人と環境とが調和した、よい状況での心身の状態を適応といい、環境からの要請に応えようとして生活体が行動の仕方や考え方を変える努力をすることを適応行動という。通常の対処
反応で対応できないときに生体は、①新しい行動を学習する、②環境を変える、③環境から逃避する、④目指す状態を変更する、の4つの方法で適応しようとする。また、ストレッサーに対してストレス反応(心理学的反応、身体的反応、行動的反応、認知的反応)が起こり、それに適応できると危機が回避でき、恒常性(ホメオスタシス)を回復するが、不適応を起こすと危機となり、不均衡が持続し、疾病状態となる危険性がある。
シスター・カリスタ・ロイ(Sister Callista Roy)は、「ロイ適応看護論」の中で、変化に反応する人の適応様式として、生理的ニード様式、自己概念様式、役割機能の適応様式、相互依存の適応様式、の4つを挙げている。看護職者は、これらの適応様式の行動を全て統合してアセスメントをする必要があり、そのため、アセスメントに必要なデータは4つの様式全てにおいて収集、理解、解釈する必要がある。また、個人の適応反応を評価するためには、その人の潜在能力をよく理解することも重要である。
適応の考え方は、個人のみならず、多様なシステムすなわち、家族、集団、地域などにも適用することが可能である。
参考文献
1)日本看護科学学会看護学学術用語検討委員会(編):看護学学術用語,日本看護科学学会第4期学術用語検討委員会, 1995.
2)小田正枝(編):ロイ適応看護理論の理解と実践,医学書院,2009.
3)谷口弘一,福岡欣治(編・著):対人関係と適応の心理学-ストレス対処の理論と実践,北大路書房,2006.

**抜粋資料**:
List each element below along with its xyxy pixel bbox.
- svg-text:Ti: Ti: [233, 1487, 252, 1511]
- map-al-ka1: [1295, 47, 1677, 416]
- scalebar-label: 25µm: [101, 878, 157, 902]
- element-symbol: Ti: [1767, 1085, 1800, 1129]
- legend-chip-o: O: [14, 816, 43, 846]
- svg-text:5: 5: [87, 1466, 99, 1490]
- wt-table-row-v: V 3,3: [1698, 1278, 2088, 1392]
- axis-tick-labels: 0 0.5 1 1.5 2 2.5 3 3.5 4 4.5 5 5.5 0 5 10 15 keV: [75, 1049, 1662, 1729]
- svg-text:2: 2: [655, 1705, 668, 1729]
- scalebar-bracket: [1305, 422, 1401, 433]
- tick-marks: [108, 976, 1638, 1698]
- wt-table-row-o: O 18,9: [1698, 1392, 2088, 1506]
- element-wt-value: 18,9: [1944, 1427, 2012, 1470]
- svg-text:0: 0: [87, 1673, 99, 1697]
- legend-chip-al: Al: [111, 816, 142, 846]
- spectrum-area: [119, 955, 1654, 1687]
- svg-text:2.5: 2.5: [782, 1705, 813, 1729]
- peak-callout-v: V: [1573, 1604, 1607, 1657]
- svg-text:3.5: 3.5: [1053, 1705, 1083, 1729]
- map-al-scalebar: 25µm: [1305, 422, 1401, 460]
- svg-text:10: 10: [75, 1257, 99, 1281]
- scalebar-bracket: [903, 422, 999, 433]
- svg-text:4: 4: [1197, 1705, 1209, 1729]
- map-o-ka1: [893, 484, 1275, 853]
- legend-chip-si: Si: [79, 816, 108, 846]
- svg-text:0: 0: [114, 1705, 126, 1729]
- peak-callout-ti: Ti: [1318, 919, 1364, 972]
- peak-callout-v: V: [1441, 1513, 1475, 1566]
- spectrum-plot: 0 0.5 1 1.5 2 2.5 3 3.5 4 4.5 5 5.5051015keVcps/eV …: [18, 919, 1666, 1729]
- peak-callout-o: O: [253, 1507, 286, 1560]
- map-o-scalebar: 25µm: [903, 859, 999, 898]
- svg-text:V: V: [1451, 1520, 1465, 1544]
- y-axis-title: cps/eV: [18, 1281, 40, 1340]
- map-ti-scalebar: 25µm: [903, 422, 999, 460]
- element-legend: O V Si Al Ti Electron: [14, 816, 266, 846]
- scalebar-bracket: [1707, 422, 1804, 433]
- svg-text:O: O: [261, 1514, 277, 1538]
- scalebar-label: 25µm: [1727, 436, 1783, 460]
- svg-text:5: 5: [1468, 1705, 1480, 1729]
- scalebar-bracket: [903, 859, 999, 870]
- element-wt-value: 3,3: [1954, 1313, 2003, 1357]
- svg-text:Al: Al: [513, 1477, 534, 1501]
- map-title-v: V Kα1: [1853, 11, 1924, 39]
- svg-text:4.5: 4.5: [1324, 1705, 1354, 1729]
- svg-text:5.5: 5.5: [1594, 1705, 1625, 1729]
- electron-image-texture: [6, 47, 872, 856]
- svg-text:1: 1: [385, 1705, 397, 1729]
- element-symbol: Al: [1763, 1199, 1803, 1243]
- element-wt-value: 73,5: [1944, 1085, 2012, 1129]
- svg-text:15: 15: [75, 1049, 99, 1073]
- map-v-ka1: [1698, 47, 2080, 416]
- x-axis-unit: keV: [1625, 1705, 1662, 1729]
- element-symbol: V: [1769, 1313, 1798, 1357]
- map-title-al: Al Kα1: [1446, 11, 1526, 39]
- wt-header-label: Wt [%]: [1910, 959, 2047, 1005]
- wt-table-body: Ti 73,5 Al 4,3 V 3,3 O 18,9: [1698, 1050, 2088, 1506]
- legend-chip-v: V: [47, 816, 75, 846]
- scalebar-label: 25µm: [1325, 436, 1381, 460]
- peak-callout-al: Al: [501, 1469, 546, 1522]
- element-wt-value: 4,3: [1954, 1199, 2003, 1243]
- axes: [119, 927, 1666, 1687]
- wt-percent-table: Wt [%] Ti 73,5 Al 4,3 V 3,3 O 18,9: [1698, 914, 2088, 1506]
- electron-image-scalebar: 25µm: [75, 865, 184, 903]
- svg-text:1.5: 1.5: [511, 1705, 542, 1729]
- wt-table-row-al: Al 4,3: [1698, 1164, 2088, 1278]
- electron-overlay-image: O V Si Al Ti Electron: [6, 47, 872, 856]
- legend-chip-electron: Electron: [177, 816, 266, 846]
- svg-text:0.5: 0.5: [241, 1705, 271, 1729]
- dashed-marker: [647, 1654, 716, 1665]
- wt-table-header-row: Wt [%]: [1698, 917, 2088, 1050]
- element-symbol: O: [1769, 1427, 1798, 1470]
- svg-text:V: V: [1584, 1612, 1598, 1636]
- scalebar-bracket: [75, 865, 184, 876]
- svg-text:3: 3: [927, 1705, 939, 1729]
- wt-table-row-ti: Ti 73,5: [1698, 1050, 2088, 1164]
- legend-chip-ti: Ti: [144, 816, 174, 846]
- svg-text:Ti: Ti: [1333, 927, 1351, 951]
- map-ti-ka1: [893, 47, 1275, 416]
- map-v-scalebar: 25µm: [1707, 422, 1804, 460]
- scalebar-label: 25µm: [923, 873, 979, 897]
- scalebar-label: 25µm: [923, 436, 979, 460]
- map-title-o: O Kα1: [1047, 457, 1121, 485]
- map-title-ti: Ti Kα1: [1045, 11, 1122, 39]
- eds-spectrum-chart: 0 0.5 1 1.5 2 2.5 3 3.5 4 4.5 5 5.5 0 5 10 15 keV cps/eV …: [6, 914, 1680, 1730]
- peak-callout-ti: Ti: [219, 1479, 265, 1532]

**作業課題**:
上に示した適応についての文章を、一字も変えずに最初から最後まで書き写しなさい。

**期待される出力**:
人と環境とが調和した、よい状況での心身の状態を適応といい、環境からの要請に応えようとして生活体が行動の仕方や考え方を変える努力をすることを適応行動という。通常の対処
反応で対応できないときに生体は、①新しい行動を学習する、②環境を変える、③環境から逃避する、④目指す状態を変更する、の4つの方法で適応しようとする。また、ストレッサーに対してストレス反応(心理学的反応、身体的反応、行動的反応、認知的反応)が起こり、それに適応できると危機が回避でき、恒常性(ホメオスタシス)を回復するが、不適応を起こすと危機となり、不均衡が持続し、疾病状態となる危険性がある。
シスター・カリスタ・ロイ(Sister Callista Roy)は、「ロイ適応看護論」の中で、変化に反応する人の適応様式として、生理的ニード様式、自己概念様式、役割機能の適応様式、相互依存の適応様式、の4つを挙げている。看護職者は、これらの適応様式の行動を全て統合してアセスメントをする必要があり、そのため、アセスメントに必要なデータは4つの様式全てにおいて収集、理解、解釈する必要がある。また、個人の適応反応を評価するためには、その人の潜在能力をよく理解することも重要である。
適応の考え方は、個人のみならず、多様なシステムすなわち、家族、集団、地域などにも適用することが可能である。
参考文献
1)日本看護科学学会看護学学術用語検討委員会(編):看護学学術用語,日本看護科学学会第4期学術用語検討委員会, 1995.
2)小田正枝(編):ロイ適応看護理論の理解と実践,医学書院,2009.
3)谷口弘一,福岡欣治(編・著):対人関係と適応の心理学-ストレス対処の理論と実践,北大路書房,2006.